#### Problem description
Select and copy out every line in the records containing "PostScript".

#### Recorded information
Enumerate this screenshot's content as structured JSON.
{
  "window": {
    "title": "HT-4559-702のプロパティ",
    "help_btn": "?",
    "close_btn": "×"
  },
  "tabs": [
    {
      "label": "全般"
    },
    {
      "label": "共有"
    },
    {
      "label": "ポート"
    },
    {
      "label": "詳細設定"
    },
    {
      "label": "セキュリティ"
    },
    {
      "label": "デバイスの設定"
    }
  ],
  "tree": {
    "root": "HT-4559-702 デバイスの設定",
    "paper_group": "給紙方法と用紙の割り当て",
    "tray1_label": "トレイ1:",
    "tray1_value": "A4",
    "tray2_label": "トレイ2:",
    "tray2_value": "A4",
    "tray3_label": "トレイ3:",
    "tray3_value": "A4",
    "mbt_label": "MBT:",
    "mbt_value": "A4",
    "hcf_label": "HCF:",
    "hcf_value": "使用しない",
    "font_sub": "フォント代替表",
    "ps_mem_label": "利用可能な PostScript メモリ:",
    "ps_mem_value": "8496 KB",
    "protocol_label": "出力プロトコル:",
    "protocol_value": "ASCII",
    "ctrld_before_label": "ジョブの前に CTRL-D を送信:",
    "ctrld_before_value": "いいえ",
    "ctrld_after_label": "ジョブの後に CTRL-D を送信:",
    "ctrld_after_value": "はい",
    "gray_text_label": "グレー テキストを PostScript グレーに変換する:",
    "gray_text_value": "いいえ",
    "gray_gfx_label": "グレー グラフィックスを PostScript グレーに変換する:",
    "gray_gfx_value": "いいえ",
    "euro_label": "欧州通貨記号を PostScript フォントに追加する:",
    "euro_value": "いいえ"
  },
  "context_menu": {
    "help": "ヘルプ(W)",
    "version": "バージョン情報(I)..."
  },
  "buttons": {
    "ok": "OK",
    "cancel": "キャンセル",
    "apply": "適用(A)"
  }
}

---

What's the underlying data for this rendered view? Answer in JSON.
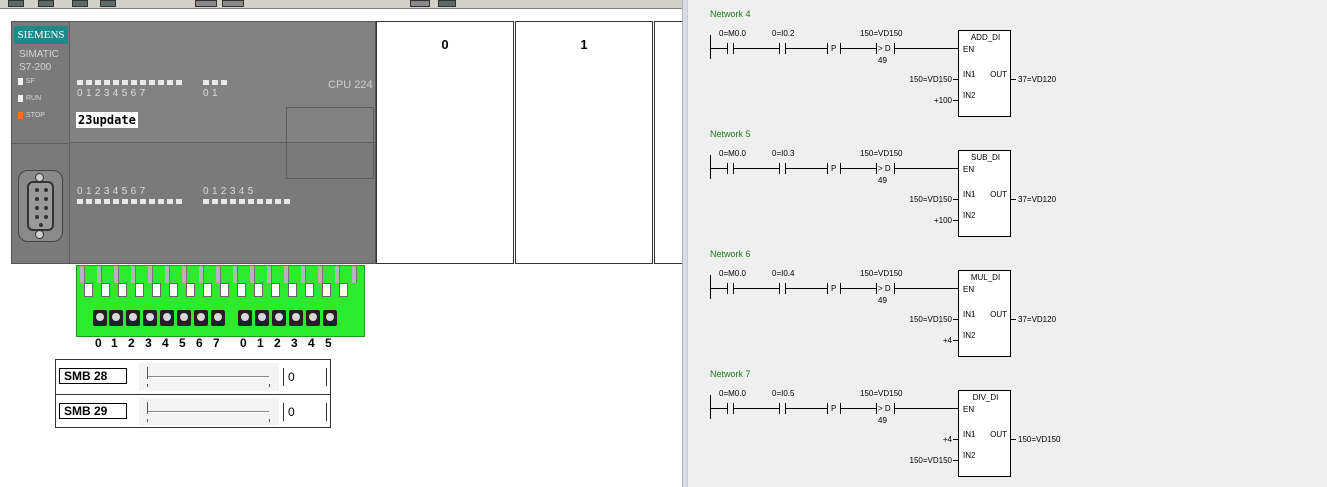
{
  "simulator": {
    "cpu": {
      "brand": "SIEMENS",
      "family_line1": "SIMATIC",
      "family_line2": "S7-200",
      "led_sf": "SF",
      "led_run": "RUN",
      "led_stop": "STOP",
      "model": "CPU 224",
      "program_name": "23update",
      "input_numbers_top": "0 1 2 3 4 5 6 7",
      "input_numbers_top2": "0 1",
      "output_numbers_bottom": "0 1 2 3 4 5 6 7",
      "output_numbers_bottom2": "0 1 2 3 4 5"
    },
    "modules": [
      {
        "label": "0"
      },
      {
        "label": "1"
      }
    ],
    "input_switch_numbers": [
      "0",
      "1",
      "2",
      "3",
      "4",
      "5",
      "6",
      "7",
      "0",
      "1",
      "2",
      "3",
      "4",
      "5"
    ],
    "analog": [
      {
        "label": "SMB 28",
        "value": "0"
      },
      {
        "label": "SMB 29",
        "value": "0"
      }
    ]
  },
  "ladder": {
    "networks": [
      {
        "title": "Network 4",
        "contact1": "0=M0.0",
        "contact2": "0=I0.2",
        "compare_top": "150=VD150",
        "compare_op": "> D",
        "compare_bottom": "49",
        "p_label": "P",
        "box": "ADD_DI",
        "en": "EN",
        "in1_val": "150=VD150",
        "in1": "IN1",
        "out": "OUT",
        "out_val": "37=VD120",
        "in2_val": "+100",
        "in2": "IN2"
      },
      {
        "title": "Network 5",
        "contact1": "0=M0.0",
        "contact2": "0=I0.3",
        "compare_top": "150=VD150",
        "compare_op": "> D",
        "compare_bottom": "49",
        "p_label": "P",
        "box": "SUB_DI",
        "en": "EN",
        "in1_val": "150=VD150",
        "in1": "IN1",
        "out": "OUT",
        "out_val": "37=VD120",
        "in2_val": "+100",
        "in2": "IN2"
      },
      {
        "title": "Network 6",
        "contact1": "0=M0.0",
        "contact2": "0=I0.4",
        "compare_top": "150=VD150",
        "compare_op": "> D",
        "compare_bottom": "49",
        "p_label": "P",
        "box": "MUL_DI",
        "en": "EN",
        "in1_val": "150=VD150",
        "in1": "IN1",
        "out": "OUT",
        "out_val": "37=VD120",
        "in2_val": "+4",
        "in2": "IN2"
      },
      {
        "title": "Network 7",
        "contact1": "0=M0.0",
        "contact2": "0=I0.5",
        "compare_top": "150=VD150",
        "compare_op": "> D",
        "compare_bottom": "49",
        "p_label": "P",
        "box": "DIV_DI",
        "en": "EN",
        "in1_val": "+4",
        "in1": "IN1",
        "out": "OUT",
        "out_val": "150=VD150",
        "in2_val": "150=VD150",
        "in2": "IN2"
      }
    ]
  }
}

#### The response
    "ps_mem_label": "利用可能な PostScript メモリ:",
    "gray_text_label": "グレー テキストを PostScript グレーに変換する:",
    "gray_gfx_label": "グレー グラフィックスを PostScript グレーに変換する:",
    "euro_label": "欧州通貨記号を PostScript フォントに追加する:",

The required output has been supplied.